**RECORDS SUPPLIED:**
* * * *

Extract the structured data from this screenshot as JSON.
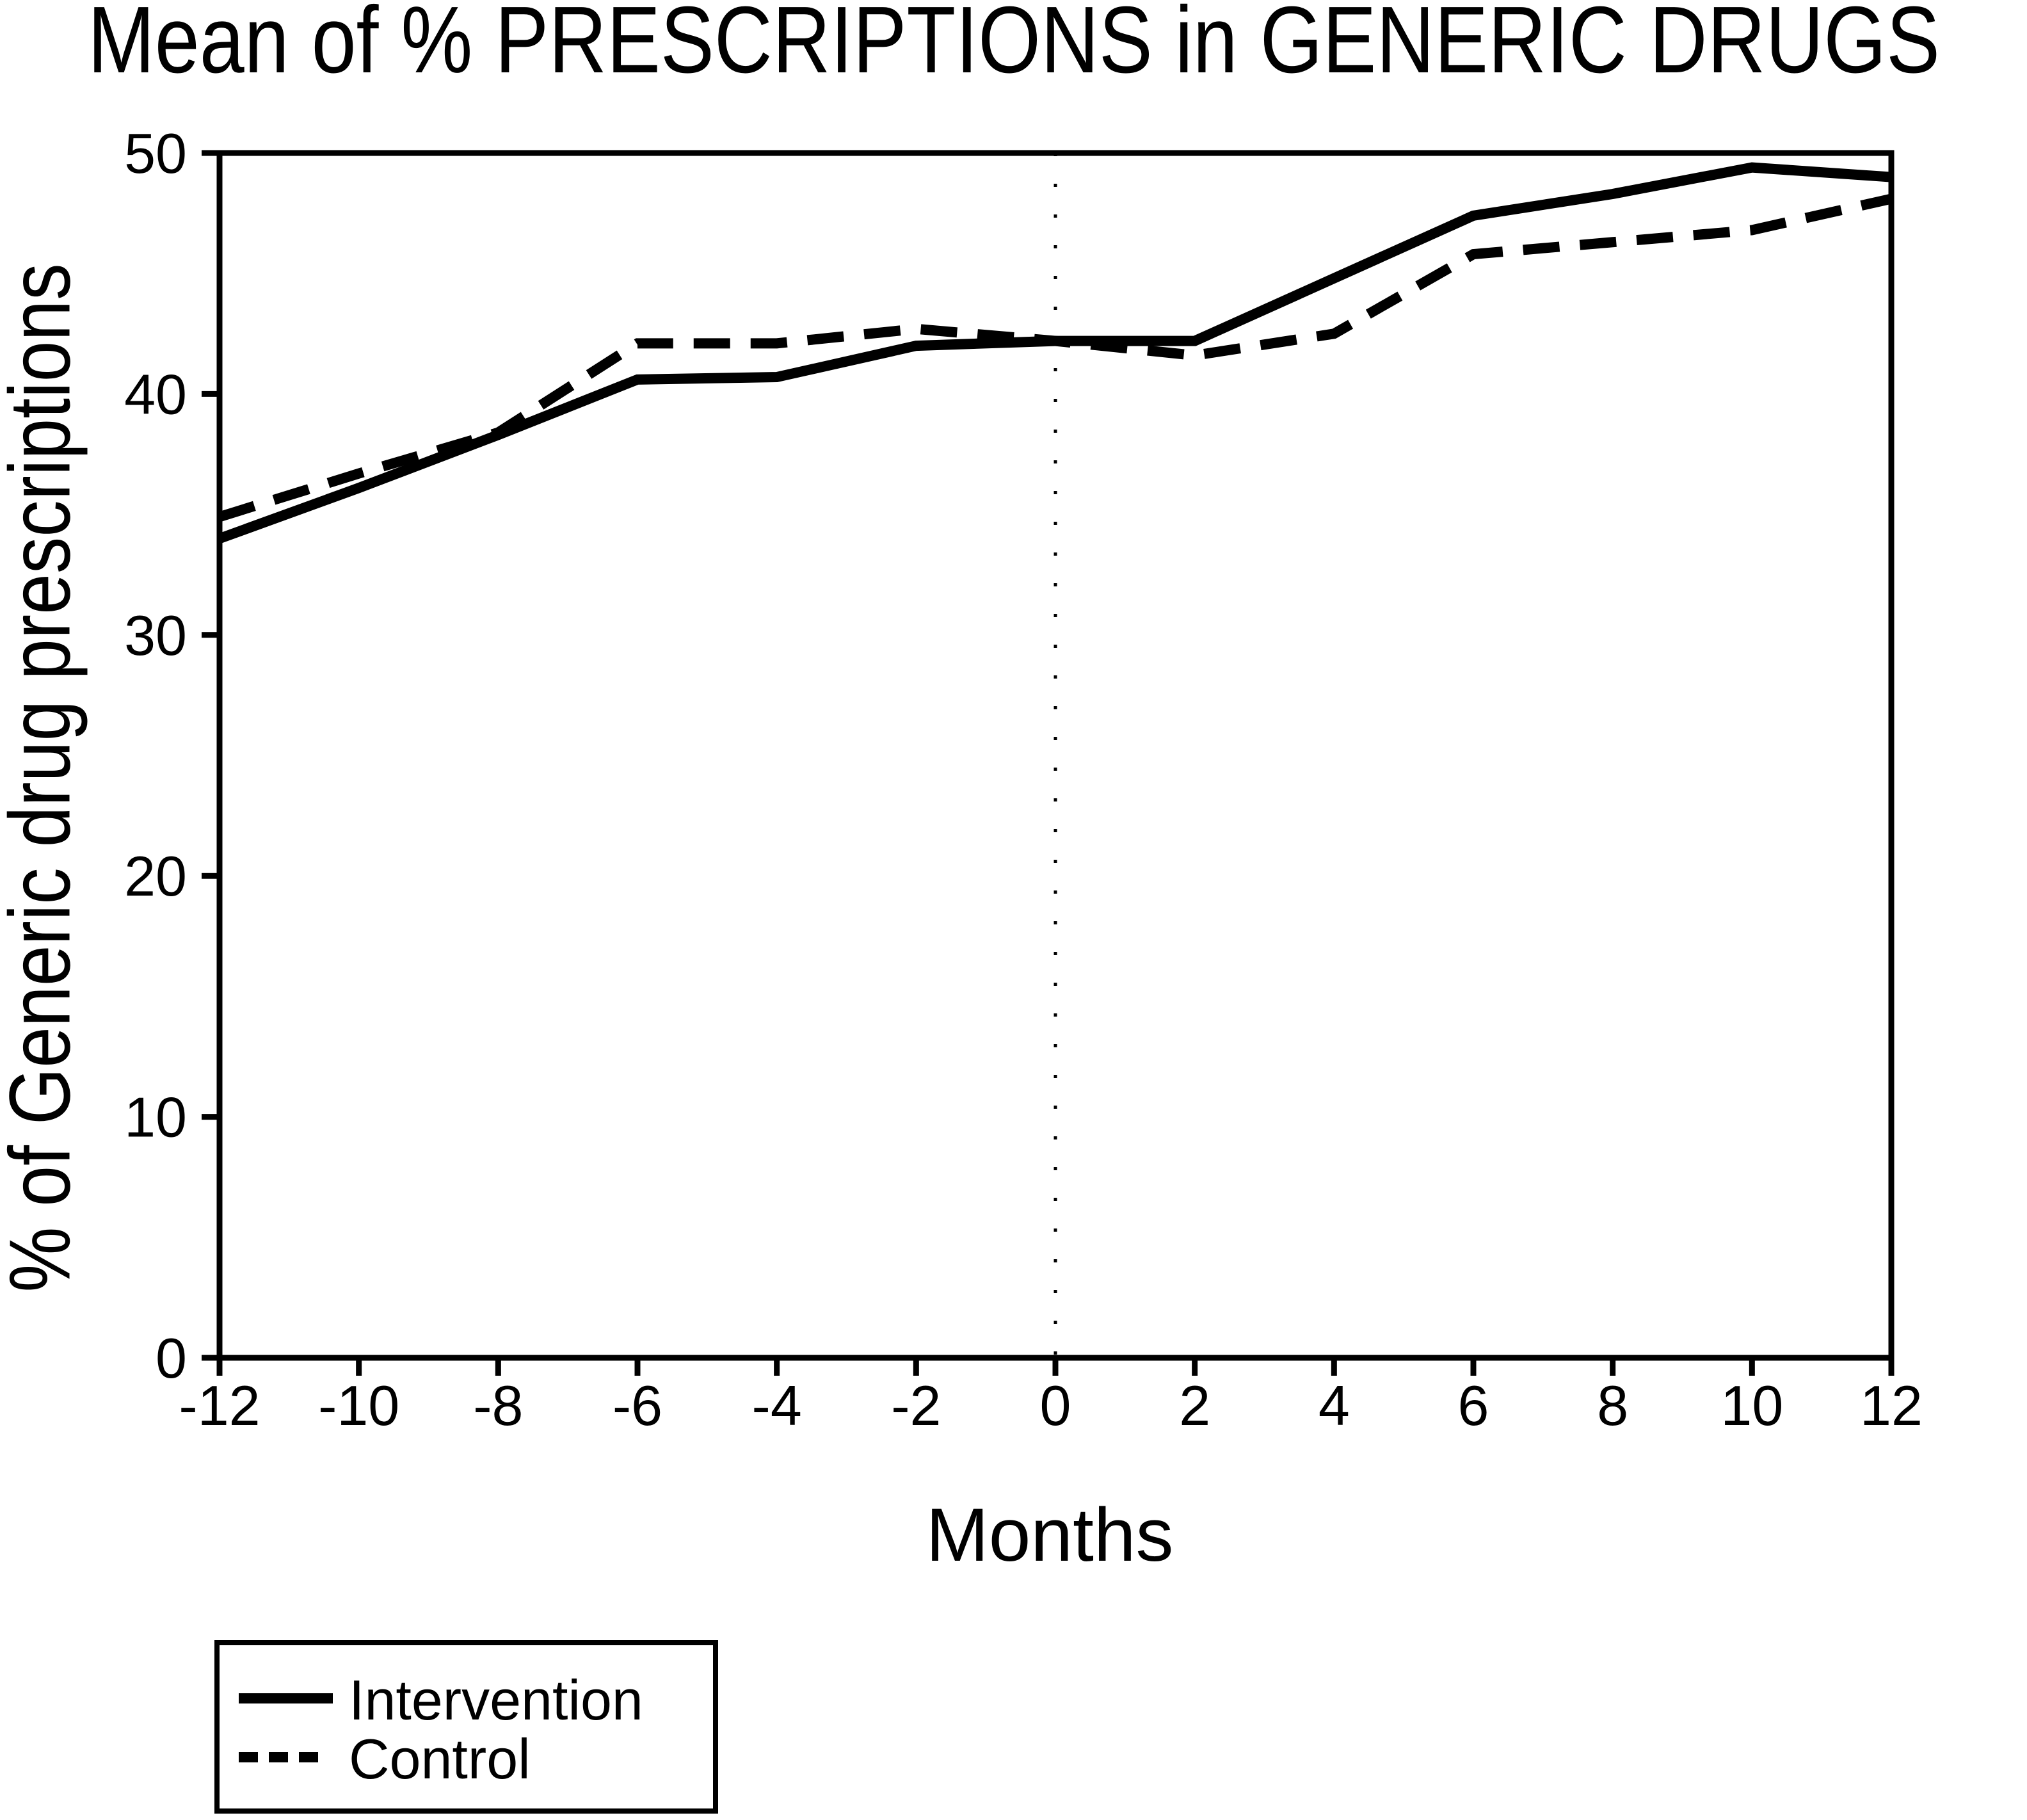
{
  "page": {
    "background": "#ffffff",
    "ink_color": "#000000"
  },
  "chart_data": {
    "type": "line",
    "title": "Mean of % PRESCRIPTIONS in GENERIC DRUGS",
    "xlabel": "Months",
    "ylabel": "% of Generic drug prescriptions",
    "xlim": [
      -12,
      12
    ],
    "ylim": [
      0,
      50
    ],
    "x_ticks": [
      -12,
      -10,
      -8,
      -6,
      -4,
      -2,
      0,
      2,
      4,
      6,
      8,
      10,
      12
    ],
    "y_ticks": [
      0,
      10,
      20,
      30,
      40,
      50
    ],
    "grid": false,
    "legend_position": "outside bottom-left, boxed",
    "reference_line": {
      "axis": "x",
      "value": 0,
      "style": "dotted"
    },
    "x": [
      -12,
      -10,
      -8,
      -6,
      -4,
      -2,
      0,
      2,
      4,
      6,
      8,
      10,
      12
    ],
    "series": [
      {
        "name": "Intervention",
        "line_style": "solid",
        "color": "#000000",
        "values": [
          34.0,
          36.1,
          38.3,
          40.6,
          40.7,
          42.0,
          42.2,
          42.2,
          44.8,
          47.4,
          48.3,
          49.4,
          49.0
        ]
      },
      {
        "name": "Control",
        "line_style": "dashed",
        "color": "#000000",
        "values": [
          34.9,
          36.7,
          38.4,
          42.1,
          42.1,
          42.7,
          42.2,
          41.6,
          42.5,
          45.8,
          46.3,
          46.8,
          48.1
        ]
      }
    ]
  }
}
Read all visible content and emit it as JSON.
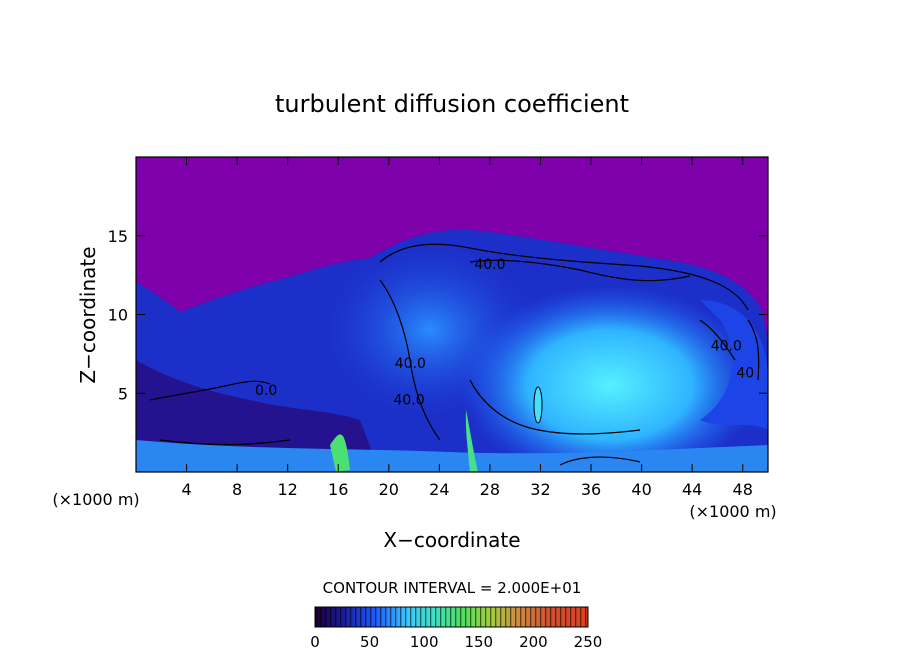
{
  "chart_data": {
    "type": "heatmap",
    "title": "turbulent diffusion coefficient",
    "xlabel": "X−coordinate",
    "ylabel": "Z−coordinate",
    "x_unit_left": "(×1000 m)",
    "x_unit_right": "(×1000 m)",
    "xlim": [
      0,
      50
    ],
    "ylim": [
      0,
      20
    ],
    "x_ticks": [
      "4",
      "8",
      "12",
      "16",
      "20",
      "24",
      "28",
      "32",
      "36",
      "40",
      "44",
      "48"
    ],
    "x_tick_values": [
      4,
      8,
      12,
      16,
      20,
      24,
      28,
      32,
      36,
      40,
      44,
      48
    ],
    "y_ticks": [
      "5",
      "10",
      "15"
    ],
    "y_tick_values": [
      5,
      10,
      15
    ],
    "contour_labels": [
      {
        "text": "40.0",
        "x": 28,
        "y": 12.9
      },
      {
        "text": "40.0",
        "x": 21.7,
        "y": 6.6
      },
      {
        "text": "40.0",
        "x": 21.6,
        "y": 4.3
      },
      {
        "text": "40.0",
        "x": 46.7,
        "y": 7.7
      },
      {
        "text": "40",
        "x": 48.2,
        "y": 6.0
      },
      {
        "text": "0.0",
        "x": 10.3,
        "y": 4.9
      }
    ],
    "contour_interval_label": "CONTOUR INTERVAL = 2.000E+01",
    "colorbar": {
      "range": [
        0,
        250
      ],
      "ticks": [
        "0",
        "50",
        "100",
        "150",
        "200",
        "250"
      ],
      "tick_values": [
        0,
        50,
        100,
        150,
        200,
        250
      ]
    },
    "colors": {
      "background_field": "#7d00aa",
      "low": "#1a0f8f",
      "mid": "#1e5aff",
      "high": "#46e0ff"
    }
  }
}
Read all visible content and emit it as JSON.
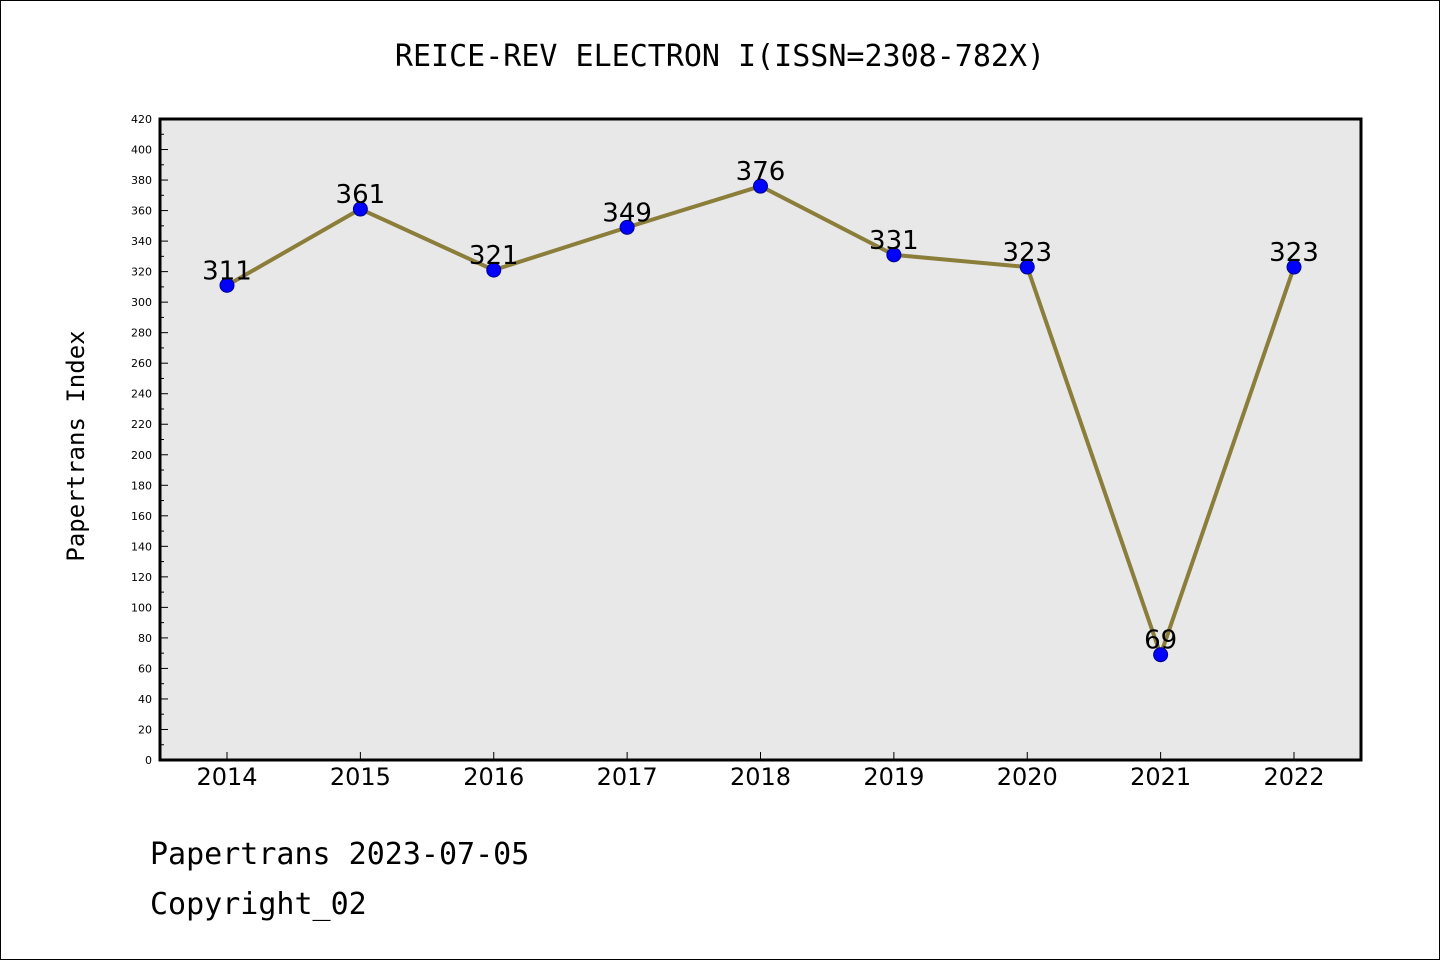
{
  "chart_data": {
    "type": "line",
    "title": "REICE-REV ELECTRON I(ISSN=2308-782X)",
    "ylabel": "Papertrans Index",
    "xlabel": "",
    "categories": [
      "2014",
      "2015",
      "2016",
      "2017",
      "2018",
      "2019",
      "2020",
      "2021",
      "2022"
    ],
    "series": [
      {
        "values": [
          311,
          361,
          321,
          349,
          376,
          331,
          323,
          69,
          323
        ]
      }
    ],
    "ylim": [
      0,
      420
    ],
    "yticks": [
      0,
      20,
      40,
      60,
      80,
      100,
      120,
      140,
      160,
      180,
      200,
      220,
      240,
      260,
      280,
      300,
      320,
      340,
      360,
      380,
      400,
      420
    ],
    "data_labels": [
      "311",
      "361",
      "321",
      "349",
      "376",
      "331",
      "323",
      "69",
      "323"
    ],
    "grid": false,
    "colors": {
      "line": "#8b7d3a",
      "marker": "#0000ff",
      "plot_bg": "#e8e8e8"
    }
  },
  "footer": {
    "date_line": "Papertrans 2023-07-05",
    "copyright": "Copyright_02"
  }
}
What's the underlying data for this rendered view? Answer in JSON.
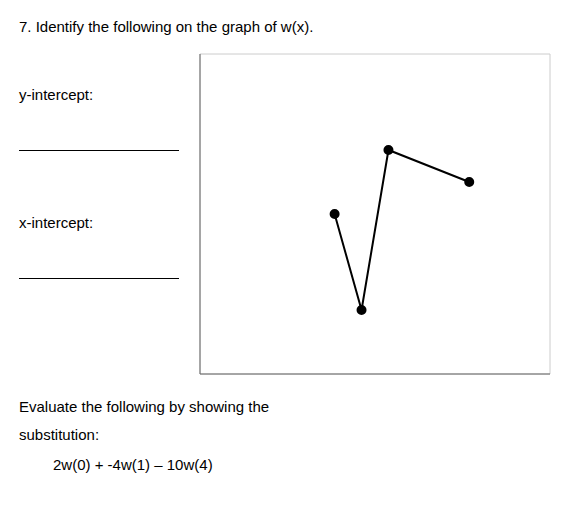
{
  "chart_data": {
    "type": "line",
    "title": "7. Identify the following on the graph of w(x).",
    "annotations": [
      "y-intercept:",
      "x-intercept:",
      "Evaluate the following by showing the",
      "substitution:",
      "2w(0) + -4w(1) – 10w(4)"
    ],
    "x": [
      -1,
      0,
      1,
      4
    ],
    "values": [
      0,
      -3,
      2,
      1
    ],
    "color": "#000000",
    "marker": "circle",
    "xlim": [
      -6,
      7
    ],
    "ylim": [
      -5,
      5
    ],
    "xticks": [
      -6,
      -5,
      -4,
      -3,
      -2,
      -1,
      0,
      1,
      2,
      3,
      4,
      5,
      6,
      7
    ],
    "yticks": [
      -5,
      -4,
      -3,
      -2,
      -1,
      0,
      1,
      2,
      3,
      4,
      5
    ],
    "grid": true,
    "tick_labels": false
  }
}
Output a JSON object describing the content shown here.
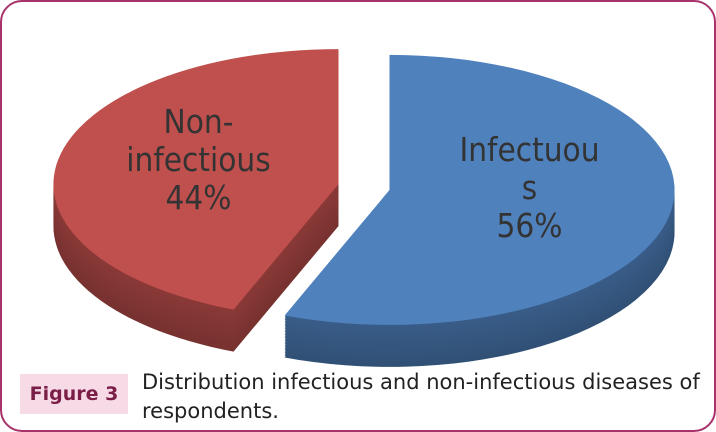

* * * *

**WRITTEN REQUEST:** Among the lines above, count those containing the word "following" and give nothing but the result.

**RESPONSE:** 2